# [WRITTEN PROBLEM]
Look through the records that follow. Copy every line containing the word "averaged".

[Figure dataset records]
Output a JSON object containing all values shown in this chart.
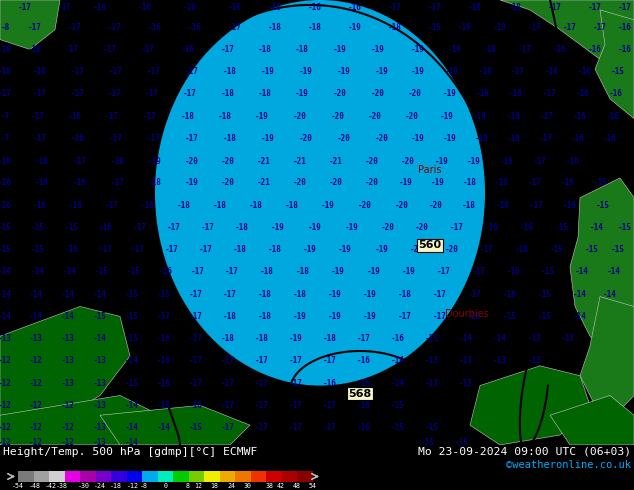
{
  "title_left": "Height/Temp. 500 hPa [gdmp][°C] ECMWF",
  "title_right": "Mo 23-09-2024 09:00 UTC (06+03)",
  "credit": "©weatheronline.co.uk",
  "colorbar_tick_labels": [
    "-54",
    "-48",
    "-42",
    "-38",
    "-30",
    "-24",
    "-18",
    "-12",
    "-8",
    "0",
    "8",
    "12",
    "18",
    "24",
    "30",
    "38",
    "42",
    "48",
    "54"
  ],
  "colorbar_tick_vals": [
    -54,
    -48,
    -42,
    -38,
    -30,
    -24,
    -18,
    -12,
    -8,
    0,
    8,
    12,
    18,
    24,
    30,
    38,
    42,
    48,
    54
  ],
  "colorbar_colors": [
    "#7a7a7a",
    "#a0a0a0",
    "#d0d0d0",
    "#e600e6",
    "#aa00aa",
    "#7700cc",
    "#3300dd",
    "#0000ee",
    "#00aaee",
    "#00eebb",
    "#00cc00",
    "#77cc00",
    "#eeee00",
    "#eeaa00",
    "#ee7700",
    "#ee3300",
    "#cc0000",
    "#aa0000",
    "#880000"
  ],
  "bg_light_cyan": "#00e8f8",
  "bg_dark_cyan": "#00a8e0",
  "land_dark": "#006400",
  "land_med": "#1a7a1a",
  "land_light": "#2d8b2d",
  "coast_color": "#c8c8c8",
  "contour_color": "#000000",
  "temp_color": "#000088",
  "label_560_color": "#000000",
  "bottom_bg": "#000000",
  "bottom_text_color": "#ffffff",
  "credit_color": "#00aaff"
}
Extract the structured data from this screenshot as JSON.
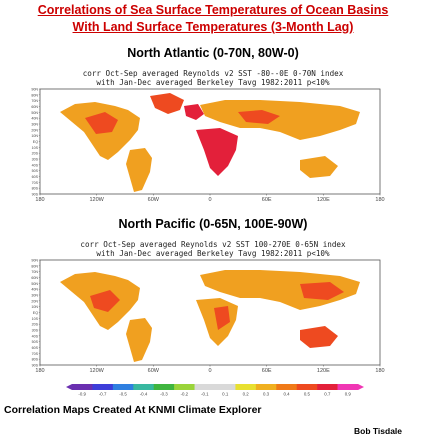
{
  "title": {
    "line1": "Correlations of Sea Surface Temperatures of Ocean Basins",
    "line2": "With Land Surface Temperatures (3-Month Lag)"
  },
  "panels": [
    {
      "heading": "North Atlantic (0-70N, 80W-0)",
      "subtitle_line1": "corr Oct-Sep averaged Reynolds v2 SST -80--0E 0-70N index",
      "subtitle_line2": "with Jan-Dec averaged Berkeley Tavg 1982:2011 p<10%",
      "lat_labels": [
        "90N",
        "80N",
        "70N",
        "60N",
        "50N",
        "40N",
        "30N",
        "20N",
        "10N",
        "EQ",
        "10S",
        "20S",
        "30S",
        "40S",
        "50S",
        "60S",
        "70S",
        "80S",
        "90S"
      ],
      "lon_labels": [
        "180",
        "120W",
        "60W",
        "0",
        "60E",
        "120E",
        "180"
      ]
    },
    {
      "heading": "North Pacific (0-65N, 100E-90W)",
      "subtitle_line1": "corr Oct-Sep averaged Reynolds v2 SST 100-270E 0-65N index",
      "subtitle_line2": "with Jan-Dec averaged Berkeley Tavg 1982:2011 p<10%",
      "lat_labels": [
        "90N",
        "80N",
        "70N",
        "60N",
        "50N",
        "40N",
        "30N",
        "20N",
        "10N",
        "EQ",
        "10S",
        "20S",
        "30S",
        "40S",
        "50S",
        "60S",
        "70S",
        "80S",
        "90S"
      ],
      "lon_labels": [
        "180",
        "120W",
        "60W",
        "0",
        "60E",
        "120E",
        "180"
      ]
    }
  ],
  "colorbar": {
    "labels": [
      "-0.9",
      "-0.7",
      "-0.5",
      "-0.4",
      "-0.3",
      "-0.2",
      "-0.1",
      "0.1",
      "0.2",
      "0.3",
      "0.4",
      "0.5",
      "0.7",
      "0.9"
    ],
    "colors": [
      "#6a2fb0",
      "#3d3dd9",
      "#2f7fe0",
      "#38b8a0",
      "#3fb53f",
      "#9ad43a",
      "#d9d9d9",
      "#d9d9d9",
      "#e8e030",
      "#f0b020",
      "#f07a18",
      "#ee4a20",
      "#e3203a",
      "#f036b4"
    ]
  },
  "footer": {
    "left": "Correlation Maps Created At KNMI Climate Explorer",
    "right": "Bob Tisdale"
  },
  "colors": {
    "title": "#cc0000",
    "land_positive": "#f0a020",
    "land_strong": "#ee4a20",
    "land_very_strong": "#e3203a"
  }
}
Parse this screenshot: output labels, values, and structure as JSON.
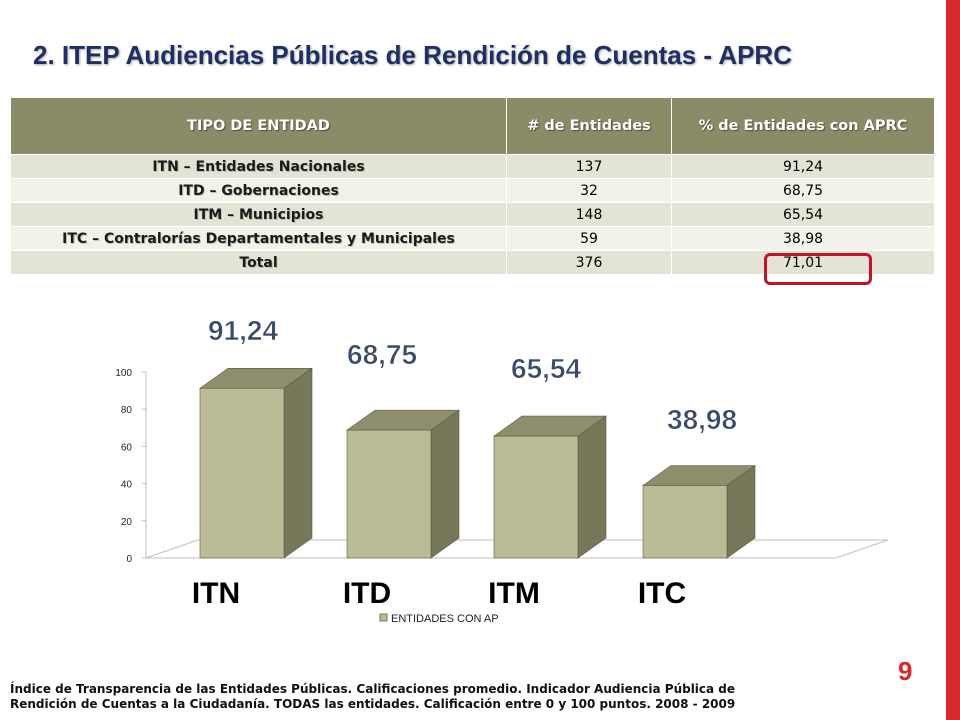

# [EXERCISE RESPONSE]
      "subtitle_line1": "corr Oct-Sep averaged Reynolds v2 SST -80--0E 0-70N index",
      "subtitle_line2": "with Jan-Dec averaged Berkeley Tavg 1982:2011 p<10%",
      "subtitle_line1": "corr Oct-Sep averaged Reynolds v2 SST 100-270E 0-65N index",
      "subtitle_line2": "with Jan-Dec averaged Berkeley Tavg 1982:2011 p<10%",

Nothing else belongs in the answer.